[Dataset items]

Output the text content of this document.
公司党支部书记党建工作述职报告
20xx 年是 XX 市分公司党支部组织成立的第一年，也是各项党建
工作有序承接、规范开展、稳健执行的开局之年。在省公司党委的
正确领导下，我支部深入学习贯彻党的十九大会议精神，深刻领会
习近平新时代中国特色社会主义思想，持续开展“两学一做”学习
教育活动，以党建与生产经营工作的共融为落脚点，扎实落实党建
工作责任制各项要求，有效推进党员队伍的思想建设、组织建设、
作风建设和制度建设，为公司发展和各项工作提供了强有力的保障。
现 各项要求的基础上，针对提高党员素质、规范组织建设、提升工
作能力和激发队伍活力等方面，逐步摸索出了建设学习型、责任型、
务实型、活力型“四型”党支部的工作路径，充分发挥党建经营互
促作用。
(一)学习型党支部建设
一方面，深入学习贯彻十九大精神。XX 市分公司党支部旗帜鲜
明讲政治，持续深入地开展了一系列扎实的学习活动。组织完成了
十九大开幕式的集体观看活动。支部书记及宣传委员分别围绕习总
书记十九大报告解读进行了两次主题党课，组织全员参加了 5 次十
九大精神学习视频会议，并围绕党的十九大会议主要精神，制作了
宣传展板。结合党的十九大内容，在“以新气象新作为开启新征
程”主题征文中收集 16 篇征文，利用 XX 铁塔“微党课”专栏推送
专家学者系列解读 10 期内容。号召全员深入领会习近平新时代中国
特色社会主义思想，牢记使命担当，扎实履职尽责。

## What you should do
The records above must be output exactly, in full.

## Answer
Output the text content of this document.
公司党支部书记党建工作述职报告
20xx 年是 XX 市分公司党支部组织成立的第一年，也是各项党建
工作有序承接、规范开展、稳健执行的开局之年。在省公司党委的
正确领导下，我支部深入学习贯彻党的十九大会议精神，深刻领会
习近平新时代中国特色社会主义思想，持续开展“两学一做”学习
教育活动，以党建与生产经营工作的共融为落脚点，扎实落实党建
工作责任制各项要求，有效推进党员队伍的思想建设、组织建设、
作风建设和制度建设，为公司发展和各项工作提供了强有力的保障。
现 各项要求的基础上，针对提高党员素质、规范组织建设、提升工
作能力和激发队伍活力等方面，逐步摸索出了建设学习型、责任型、
务实型、活力型“四型”党支部的工作路径，充分发挥党建经营互
促作用。
(一)学习型党支部建设
一方面，深入学习贯彻十九大精神。XX 市分公司党支部旗帜鲜
明讲政治，持续深入地开展了一系列扎实的学习活动。组织完成了
十九大开幕式的集体观看活动。支部书记及宣传委员分别围绕习总
书记十九大报告解读进行了两次主题党课，组织全员参加了 5 次十
九大精神学习视频会议，并围绕党的十九大会议主要精神，制作了
宣传展板。结合党的十九大内容，在“以新气象新作为开启新征
程”主题征文中收集 16 篇征文，利用 XX 铁塔“微党课”专栏推送
专家学者系列解读 10 期内容。号召全员深入领会习近平新时代中国
特色社会主义思想，牢记使命担当，扎实履职尽责。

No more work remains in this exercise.